> [Brief] Search the data below for the word "JSON" and copy each line that holds it.

> [Data entries]
::::::::

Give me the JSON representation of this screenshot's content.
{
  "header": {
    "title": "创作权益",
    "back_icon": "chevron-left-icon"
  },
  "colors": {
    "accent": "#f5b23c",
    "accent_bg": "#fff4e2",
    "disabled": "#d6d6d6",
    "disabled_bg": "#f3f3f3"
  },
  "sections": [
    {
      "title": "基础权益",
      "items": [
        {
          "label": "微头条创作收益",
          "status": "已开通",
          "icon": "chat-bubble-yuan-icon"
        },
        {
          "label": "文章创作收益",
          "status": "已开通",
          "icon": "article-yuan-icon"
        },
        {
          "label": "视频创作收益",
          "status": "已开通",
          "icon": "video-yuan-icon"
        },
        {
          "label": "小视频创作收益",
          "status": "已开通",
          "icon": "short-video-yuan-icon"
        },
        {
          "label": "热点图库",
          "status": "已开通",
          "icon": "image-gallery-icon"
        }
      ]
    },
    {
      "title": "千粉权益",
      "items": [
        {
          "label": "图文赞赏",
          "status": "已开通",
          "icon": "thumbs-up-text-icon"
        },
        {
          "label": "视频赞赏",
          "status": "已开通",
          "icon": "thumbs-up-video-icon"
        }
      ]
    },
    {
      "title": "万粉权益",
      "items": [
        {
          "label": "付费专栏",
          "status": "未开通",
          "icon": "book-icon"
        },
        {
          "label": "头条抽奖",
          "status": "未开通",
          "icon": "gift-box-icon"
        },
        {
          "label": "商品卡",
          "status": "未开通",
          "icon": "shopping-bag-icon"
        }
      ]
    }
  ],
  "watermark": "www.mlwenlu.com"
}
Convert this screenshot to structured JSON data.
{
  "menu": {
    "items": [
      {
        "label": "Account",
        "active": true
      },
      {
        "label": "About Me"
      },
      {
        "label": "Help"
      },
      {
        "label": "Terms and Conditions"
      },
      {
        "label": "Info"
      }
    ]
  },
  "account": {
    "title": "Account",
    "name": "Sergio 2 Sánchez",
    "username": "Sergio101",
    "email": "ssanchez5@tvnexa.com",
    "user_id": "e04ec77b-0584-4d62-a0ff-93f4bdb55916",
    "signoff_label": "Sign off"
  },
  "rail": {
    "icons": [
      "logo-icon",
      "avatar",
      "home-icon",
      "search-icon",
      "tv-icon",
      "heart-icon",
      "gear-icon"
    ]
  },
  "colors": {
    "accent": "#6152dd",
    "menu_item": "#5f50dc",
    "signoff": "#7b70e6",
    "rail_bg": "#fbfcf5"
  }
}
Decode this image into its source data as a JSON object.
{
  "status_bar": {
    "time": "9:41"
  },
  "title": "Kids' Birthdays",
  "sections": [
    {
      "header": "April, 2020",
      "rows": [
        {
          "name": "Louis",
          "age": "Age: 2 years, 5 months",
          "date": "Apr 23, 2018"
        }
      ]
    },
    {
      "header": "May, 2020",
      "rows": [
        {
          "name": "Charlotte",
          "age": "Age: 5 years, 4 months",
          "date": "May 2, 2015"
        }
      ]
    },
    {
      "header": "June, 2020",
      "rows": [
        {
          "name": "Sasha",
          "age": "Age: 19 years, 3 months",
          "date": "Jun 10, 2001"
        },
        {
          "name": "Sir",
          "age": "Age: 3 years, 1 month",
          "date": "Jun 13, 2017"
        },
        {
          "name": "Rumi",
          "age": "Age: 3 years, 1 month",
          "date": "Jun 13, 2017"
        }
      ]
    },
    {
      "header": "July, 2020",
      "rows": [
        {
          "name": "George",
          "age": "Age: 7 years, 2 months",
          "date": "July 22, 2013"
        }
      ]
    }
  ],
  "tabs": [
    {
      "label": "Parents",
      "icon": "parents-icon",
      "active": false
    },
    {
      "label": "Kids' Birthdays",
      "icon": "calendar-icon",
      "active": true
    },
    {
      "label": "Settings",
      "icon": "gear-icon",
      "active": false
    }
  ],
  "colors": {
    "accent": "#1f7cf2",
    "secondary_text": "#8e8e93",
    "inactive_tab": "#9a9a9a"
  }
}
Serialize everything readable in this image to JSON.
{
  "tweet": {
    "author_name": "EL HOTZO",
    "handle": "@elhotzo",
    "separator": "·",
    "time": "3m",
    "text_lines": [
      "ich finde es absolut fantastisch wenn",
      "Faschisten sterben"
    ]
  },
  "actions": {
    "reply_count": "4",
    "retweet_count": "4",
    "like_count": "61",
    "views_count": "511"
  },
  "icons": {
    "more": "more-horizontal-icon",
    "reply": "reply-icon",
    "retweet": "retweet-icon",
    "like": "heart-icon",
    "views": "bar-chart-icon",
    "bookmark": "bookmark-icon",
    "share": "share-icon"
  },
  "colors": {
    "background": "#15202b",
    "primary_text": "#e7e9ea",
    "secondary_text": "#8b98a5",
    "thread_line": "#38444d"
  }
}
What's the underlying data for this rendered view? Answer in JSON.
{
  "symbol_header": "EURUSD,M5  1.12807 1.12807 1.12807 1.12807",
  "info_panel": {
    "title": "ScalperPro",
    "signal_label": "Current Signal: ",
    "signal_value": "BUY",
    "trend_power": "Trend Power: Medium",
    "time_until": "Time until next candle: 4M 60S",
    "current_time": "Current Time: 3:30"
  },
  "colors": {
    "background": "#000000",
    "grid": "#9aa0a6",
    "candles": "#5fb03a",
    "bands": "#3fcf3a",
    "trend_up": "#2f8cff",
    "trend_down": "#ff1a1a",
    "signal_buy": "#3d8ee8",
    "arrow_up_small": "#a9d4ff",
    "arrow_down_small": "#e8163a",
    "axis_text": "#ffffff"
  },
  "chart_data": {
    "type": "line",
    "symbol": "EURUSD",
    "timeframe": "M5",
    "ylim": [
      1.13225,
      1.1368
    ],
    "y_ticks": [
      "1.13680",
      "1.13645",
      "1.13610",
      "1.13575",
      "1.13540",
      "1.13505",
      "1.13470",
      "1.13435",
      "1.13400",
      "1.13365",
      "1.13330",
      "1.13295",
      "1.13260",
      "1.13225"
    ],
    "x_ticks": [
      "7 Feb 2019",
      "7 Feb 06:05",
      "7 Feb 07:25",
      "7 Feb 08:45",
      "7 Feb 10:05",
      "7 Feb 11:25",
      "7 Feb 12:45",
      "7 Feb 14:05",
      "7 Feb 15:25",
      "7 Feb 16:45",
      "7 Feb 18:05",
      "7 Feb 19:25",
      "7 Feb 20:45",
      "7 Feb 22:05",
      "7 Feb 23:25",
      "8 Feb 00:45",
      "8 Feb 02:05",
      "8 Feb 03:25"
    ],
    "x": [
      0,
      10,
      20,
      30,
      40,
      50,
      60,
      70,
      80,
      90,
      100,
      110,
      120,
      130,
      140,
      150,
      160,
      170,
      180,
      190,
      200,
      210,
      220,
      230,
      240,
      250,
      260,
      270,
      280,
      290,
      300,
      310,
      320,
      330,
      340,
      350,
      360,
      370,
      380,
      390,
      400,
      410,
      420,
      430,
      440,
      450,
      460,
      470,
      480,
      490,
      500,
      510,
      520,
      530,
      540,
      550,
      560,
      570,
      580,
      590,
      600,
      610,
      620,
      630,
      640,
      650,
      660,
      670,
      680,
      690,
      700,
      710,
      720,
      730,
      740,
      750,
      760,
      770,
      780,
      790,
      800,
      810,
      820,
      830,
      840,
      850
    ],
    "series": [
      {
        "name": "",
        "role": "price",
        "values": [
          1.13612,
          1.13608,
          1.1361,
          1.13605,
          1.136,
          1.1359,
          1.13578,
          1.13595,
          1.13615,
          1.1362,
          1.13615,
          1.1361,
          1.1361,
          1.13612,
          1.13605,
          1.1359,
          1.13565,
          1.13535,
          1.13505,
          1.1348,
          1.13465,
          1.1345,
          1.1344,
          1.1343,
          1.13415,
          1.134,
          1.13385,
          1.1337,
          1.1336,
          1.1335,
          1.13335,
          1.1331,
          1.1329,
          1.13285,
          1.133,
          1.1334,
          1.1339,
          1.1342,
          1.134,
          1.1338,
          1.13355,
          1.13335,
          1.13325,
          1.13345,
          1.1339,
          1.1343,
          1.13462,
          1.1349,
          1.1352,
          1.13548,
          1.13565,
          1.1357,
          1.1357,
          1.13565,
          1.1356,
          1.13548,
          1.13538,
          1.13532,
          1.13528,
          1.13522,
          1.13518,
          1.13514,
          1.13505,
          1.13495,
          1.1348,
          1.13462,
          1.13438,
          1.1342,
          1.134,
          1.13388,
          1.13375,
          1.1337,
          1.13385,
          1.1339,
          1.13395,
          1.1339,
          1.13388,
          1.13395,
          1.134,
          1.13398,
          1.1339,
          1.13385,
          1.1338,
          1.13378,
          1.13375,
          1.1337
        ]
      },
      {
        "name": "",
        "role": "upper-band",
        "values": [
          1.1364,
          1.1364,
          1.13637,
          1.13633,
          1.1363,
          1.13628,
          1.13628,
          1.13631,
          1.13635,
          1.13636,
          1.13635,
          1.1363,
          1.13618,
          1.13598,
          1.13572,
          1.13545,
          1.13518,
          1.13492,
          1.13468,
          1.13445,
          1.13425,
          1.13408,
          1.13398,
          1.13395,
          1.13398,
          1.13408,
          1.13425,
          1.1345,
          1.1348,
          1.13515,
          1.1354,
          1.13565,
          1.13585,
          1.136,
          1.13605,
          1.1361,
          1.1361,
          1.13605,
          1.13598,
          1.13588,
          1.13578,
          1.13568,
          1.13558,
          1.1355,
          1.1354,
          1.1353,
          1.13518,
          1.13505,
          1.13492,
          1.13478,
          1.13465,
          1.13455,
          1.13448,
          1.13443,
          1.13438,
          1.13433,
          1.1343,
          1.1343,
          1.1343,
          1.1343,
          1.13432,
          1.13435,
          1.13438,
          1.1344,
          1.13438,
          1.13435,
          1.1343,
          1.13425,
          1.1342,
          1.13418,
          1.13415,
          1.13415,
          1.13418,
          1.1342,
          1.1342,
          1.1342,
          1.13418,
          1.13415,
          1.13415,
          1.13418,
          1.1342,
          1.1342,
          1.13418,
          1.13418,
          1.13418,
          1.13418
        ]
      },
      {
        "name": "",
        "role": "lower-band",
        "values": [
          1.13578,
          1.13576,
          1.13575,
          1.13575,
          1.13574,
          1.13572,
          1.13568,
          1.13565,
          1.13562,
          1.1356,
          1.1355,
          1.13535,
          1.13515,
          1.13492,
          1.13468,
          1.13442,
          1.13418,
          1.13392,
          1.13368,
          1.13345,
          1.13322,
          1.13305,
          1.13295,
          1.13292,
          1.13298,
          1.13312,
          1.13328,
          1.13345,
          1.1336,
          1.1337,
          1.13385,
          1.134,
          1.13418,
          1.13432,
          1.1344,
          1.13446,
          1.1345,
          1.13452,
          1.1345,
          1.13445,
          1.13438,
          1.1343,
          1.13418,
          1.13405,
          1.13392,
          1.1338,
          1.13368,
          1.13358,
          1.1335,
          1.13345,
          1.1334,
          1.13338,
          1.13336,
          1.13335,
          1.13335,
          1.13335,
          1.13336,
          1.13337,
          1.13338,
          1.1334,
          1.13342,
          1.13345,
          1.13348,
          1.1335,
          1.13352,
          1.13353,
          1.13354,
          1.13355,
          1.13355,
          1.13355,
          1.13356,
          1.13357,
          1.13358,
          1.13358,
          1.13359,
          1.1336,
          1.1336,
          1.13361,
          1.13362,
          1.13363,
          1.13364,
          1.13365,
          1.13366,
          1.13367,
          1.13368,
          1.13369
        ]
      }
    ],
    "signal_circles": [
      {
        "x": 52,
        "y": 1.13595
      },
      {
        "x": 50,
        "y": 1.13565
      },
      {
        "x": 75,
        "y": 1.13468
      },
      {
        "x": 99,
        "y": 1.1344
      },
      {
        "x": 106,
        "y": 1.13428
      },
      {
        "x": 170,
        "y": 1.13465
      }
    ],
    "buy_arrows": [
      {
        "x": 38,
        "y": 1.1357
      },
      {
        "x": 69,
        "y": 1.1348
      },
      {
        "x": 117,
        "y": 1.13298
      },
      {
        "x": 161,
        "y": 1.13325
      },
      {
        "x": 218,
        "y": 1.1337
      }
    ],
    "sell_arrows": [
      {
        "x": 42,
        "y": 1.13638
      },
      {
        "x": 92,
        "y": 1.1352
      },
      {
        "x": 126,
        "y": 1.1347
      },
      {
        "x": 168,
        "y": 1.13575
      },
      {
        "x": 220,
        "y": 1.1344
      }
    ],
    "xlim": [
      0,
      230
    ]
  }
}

::::::::

> [Output of the exercise]
Give me the JSON representation of this screenshot's content.
Convert this screenshot to structured JSON data.
Decode this image into its source data as a JSON object.
Serialize everything readable in this image to JSON.
What's the underlying data for this rendered view? Answer in JSON.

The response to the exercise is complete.